◆ **Given problem**: Repeat the lines that follow, leaving nothing out.
**********
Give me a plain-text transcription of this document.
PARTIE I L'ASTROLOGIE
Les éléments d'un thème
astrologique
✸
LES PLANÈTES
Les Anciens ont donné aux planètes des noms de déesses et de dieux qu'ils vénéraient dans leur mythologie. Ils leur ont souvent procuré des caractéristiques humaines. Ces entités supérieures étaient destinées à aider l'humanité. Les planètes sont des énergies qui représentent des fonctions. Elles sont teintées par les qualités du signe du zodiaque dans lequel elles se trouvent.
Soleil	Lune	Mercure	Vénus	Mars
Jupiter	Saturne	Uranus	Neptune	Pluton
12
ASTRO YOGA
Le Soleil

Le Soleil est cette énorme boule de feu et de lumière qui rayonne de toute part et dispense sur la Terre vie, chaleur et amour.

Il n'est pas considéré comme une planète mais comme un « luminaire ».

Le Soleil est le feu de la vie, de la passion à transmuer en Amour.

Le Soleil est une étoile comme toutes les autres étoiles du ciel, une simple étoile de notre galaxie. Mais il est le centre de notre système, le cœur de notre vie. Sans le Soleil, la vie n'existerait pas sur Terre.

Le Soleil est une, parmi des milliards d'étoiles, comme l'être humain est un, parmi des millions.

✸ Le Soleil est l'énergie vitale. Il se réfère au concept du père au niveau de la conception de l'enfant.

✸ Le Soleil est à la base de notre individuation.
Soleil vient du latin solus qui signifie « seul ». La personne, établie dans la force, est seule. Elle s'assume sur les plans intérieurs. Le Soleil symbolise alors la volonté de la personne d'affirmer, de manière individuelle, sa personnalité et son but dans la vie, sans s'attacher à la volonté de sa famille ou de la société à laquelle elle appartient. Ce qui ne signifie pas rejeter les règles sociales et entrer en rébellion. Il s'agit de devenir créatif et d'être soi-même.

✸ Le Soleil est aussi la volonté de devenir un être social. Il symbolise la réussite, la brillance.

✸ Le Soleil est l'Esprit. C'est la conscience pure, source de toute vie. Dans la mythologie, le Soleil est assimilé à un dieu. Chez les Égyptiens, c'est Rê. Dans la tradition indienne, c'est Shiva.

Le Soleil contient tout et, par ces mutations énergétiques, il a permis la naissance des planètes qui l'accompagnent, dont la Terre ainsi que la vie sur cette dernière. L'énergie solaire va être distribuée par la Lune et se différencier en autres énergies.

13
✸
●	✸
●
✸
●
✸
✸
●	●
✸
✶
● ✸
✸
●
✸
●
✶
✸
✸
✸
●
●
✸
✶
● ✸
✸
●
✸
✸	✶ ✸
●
**********
◆ **Solution to this exercise**:
Give me a plain-text transcription of this document.
PARTIE I L'ASTROLOGIE
Les éléments d'un thème
astrologique
✸
LES PLANÈTES
Les Anciens ont donné aux planètes des noms de déesses et de dieux qu'ils vénéraient dans leur mythologie. Ils leur ont souvent procuré des caractéristiques humaines. Ces entités supérieures étaient destinées à aider l'humanité. Les planètes sont des énergies qui représentent des fonctions. Elles sont teintées par les qualités du signe du zodiaque dans lequel elles se trouvent.
Soleil	Lune	Mercure	Vénus	Mars
Jupiter	Saturne	Uranus	Neptune	Pluton
12
ASTRO YOGA
Le Soleil

Le Soleil est cette énorme boule de feu et de lumière qui rayonne de toute part et dispense sur la Terre vie, chaleur et amour.

Il n'est pas considéré comme une planète mais comme un « luminaire ».

Le Soleil est le feu de la vie, de la passion à transmuer en Amour.

Le Soleil est une étoile comme toutes les autres étoiles du ciel, une simple étoile de notre galaxie. Mais il est le centre de notre système, le cœur de notre vie. Sans le Soleil, la vie n'existerait pas sur Terre.

Le Soleil est une, parmi des milliards d'étoiles, comme l'être humain est un, parmi des millions.

✸ Le Soleil est l'énergie vitale. Il se réfère au concept du père au niveau de la conception de l'enfant.

✸ Le Soleil est à la base de notre individuation.
Soleil vient du latin solus qui signifie « seul ». La personne, établie dans la force, est seule. Elle s'assume sur les plans intérieurs. Le Soleil symbolise alors la volonté de la personne d'affirmer, de manière individuelle, sa personnalité et son but dans la vie, sans s'attacher à la volonté de sa famille ou de la société à laquelle elle appartient. Ce qui ne signifie pas rejeter les règles sociales et entrer en rébellion. Il s'agit de devenir créatif et d'être soi-même.

✸ Le Soleil est aussi la volonté de devenir un être social. Il symbolise la réussite, la brillance.

✸ Le Soleil est l'Esprit. C'est la conscience pure, source de toute vie. Dans la mythologie, le Soleil est assimilé à un dieu. Chez les Égyptiens, c'est Rê. Dans la tradition indienne, c'est Shiva.

Le Soleil contient tout et, par ces mutations énergétiques, il a permis la naissance des planètes qui l'accompagnent, dont la Terre ainsi que la vie sur cette dernière. L'énergie solaire va être distribuée par la Lune et se différencier en autres énergies.

13
✸
●	✸
●
✸
●
✸
✸
●	●
✸
✶
● ✸
✸
●
✸
●
✶
✸
✸
✸
●
●
✸
✶
● ✸
✸
●
✸
✸	✶ ✸
●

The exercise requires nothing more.